• Data listing:

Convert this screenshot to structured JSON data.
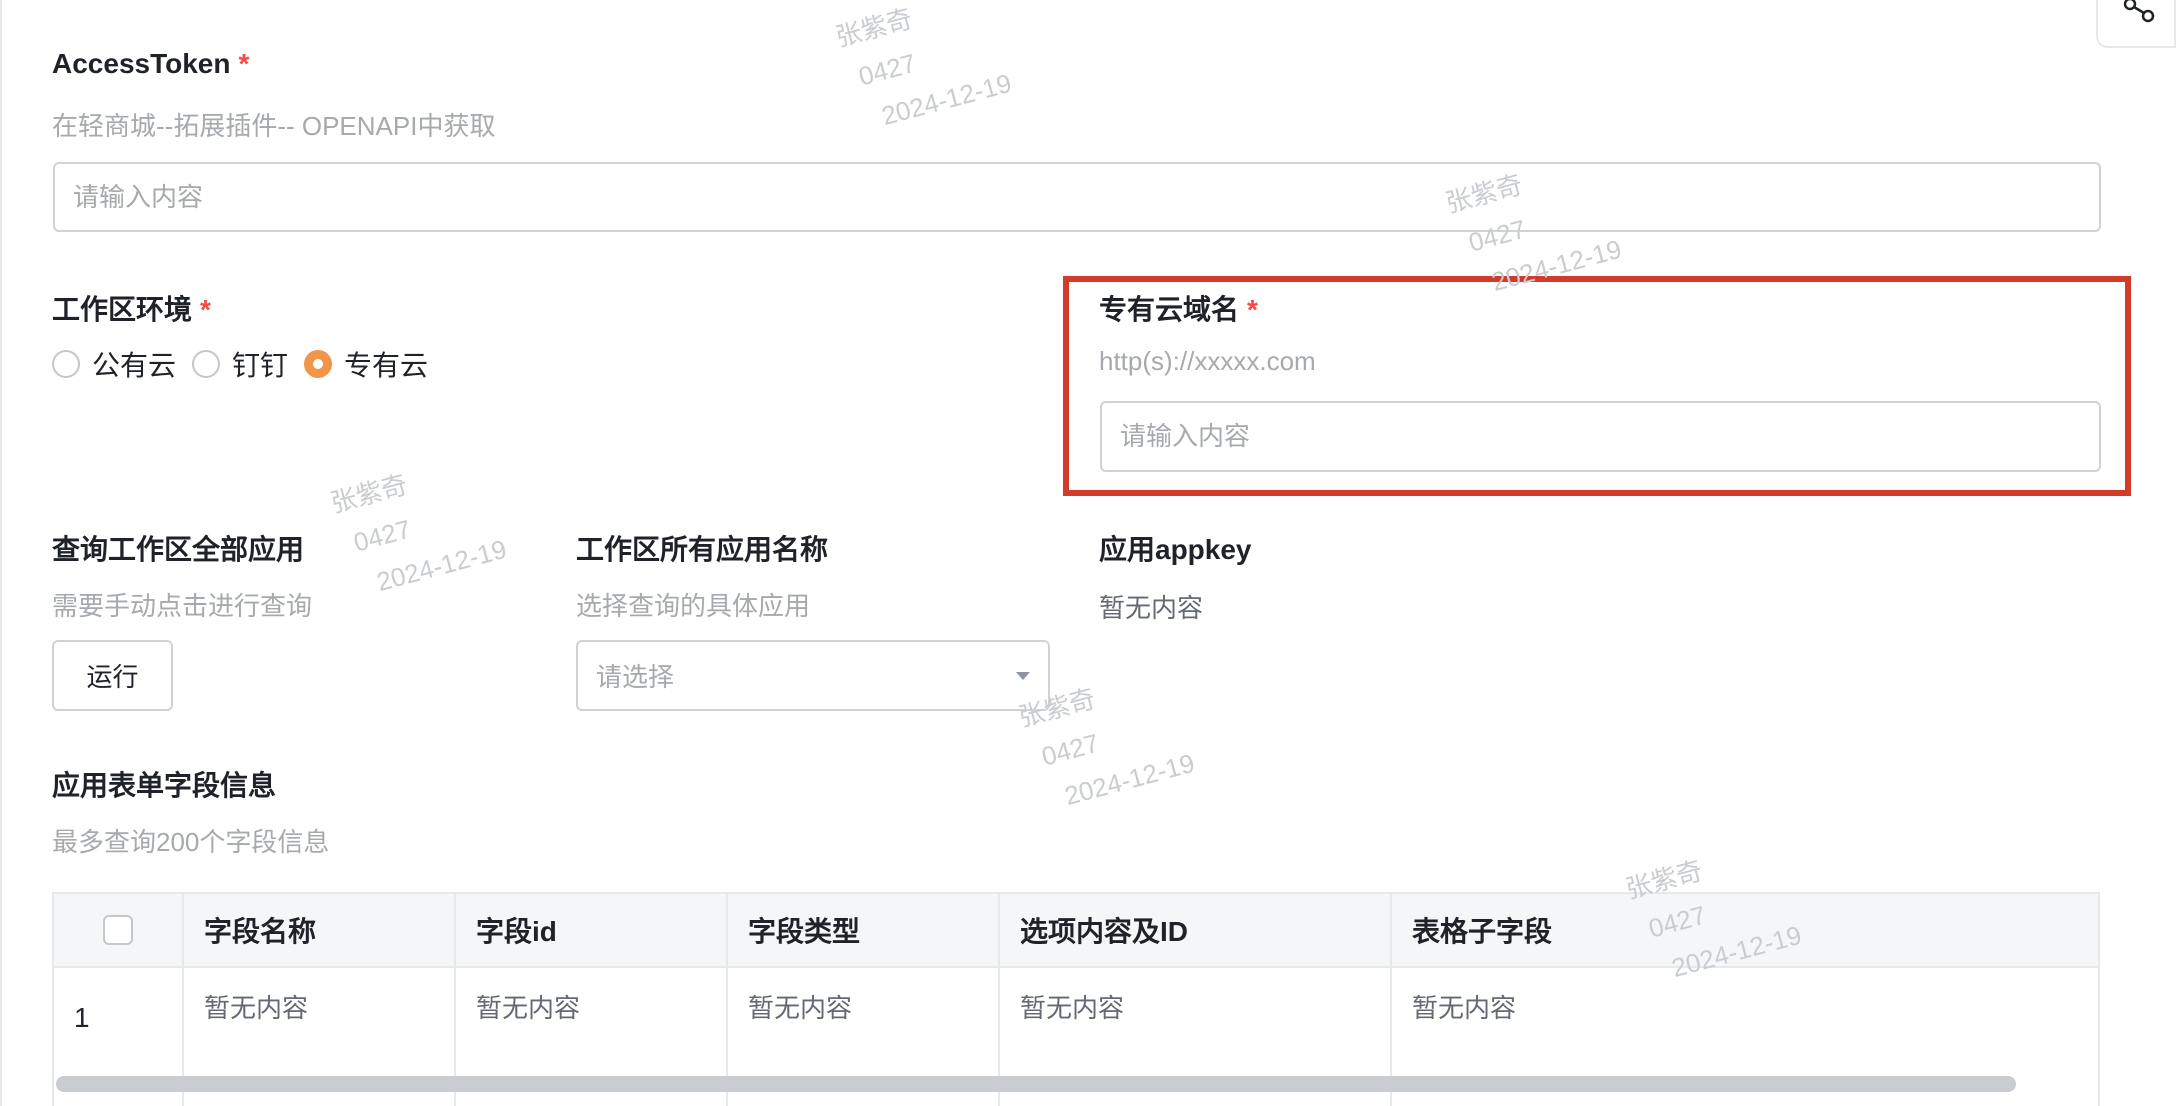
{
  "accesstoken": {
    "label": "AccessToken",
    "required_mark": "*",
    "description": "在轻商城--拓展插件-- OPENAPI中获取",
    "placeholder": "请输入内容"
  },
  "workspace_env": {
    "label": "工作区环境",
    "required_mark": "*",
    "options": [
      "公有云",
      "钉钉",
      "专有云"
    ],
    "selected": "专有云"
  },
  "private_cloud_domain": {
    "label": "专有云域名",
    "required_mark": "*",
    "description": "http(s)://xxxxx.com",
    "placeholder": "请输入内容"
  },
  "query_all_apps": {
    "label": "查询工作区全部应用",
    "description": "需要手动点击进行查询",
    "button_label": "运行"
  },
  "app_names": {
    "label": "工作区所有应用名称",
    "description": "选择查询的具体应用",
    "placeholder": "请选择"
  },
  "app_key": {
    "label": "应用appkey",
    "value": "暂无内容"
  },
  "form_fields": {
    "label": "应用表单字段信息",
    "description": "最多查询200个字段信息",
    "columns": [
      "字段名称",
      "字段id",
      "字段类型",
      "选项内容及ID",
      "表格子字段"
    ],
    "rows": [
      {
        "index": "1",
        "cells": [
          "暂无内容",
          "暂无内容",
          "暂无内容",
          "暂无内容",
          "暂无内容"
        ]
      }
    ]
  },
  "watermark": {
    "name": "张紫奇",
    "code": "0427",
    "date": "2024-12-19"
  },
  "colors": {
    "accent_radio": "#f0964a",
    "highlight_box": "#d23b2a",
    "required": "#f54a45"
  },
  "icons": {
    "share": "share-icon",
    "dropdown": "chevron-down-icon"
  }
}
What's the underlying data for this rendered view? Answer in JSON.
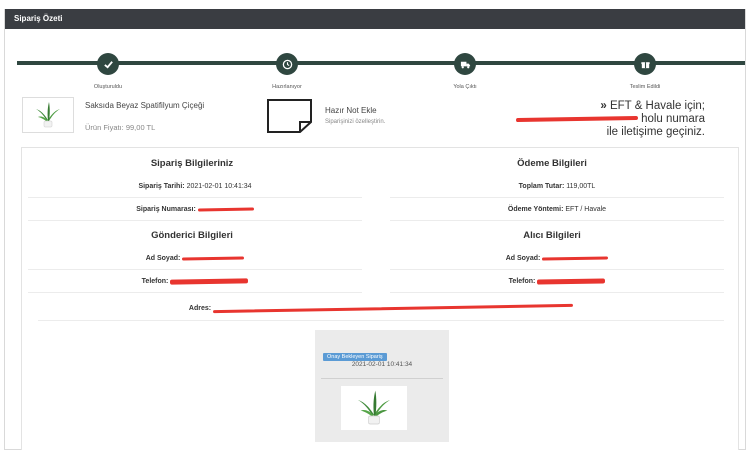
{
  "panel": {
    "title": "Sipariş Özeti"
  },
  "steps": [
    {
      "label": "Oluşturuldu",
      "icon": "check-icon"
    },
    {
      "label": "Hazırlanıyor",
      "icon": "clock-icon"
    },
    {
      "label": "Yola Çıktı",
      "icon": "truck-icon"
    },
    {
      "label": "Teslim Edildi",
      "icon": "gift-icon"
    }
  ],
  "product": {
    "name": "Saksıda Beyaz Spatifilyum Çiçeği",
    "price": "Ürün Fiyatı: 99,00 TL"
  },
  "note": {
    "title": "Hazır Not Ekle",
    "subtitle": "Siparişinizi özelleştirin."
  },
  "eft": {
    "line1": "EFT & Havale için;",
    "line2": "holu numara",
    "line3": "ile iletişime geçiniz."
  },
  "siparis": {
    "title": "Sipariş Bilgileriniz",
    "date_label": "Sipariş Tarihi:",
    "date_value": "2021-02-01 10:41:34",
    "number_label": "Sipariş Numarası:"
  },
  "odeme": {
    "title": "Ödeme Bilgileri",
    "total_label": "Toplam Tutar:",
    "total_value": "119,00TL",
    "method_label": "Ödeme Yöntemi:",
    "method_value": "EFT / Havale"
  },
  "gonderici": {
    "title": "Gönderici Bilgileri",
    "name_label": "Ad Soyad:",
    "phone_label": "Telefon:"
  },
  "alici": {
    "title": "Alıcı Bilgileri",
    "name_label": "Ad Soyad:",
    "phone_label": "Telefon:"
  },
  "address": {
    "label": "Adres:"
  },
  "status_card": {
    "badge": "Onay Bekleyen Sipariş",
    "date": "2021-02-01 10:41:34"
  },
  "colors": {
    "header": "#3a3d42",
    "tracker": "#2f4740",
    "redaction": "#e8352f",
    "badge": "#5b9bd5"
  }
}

• WRITTEN PROBLEM: Look over the listing above. Pick out and copy every line that includes "this".

• EXERCISE ANSWER:
Convert this screenshot to structured JSON data.
What's the underlying data for this rendered view? Answer in JSON.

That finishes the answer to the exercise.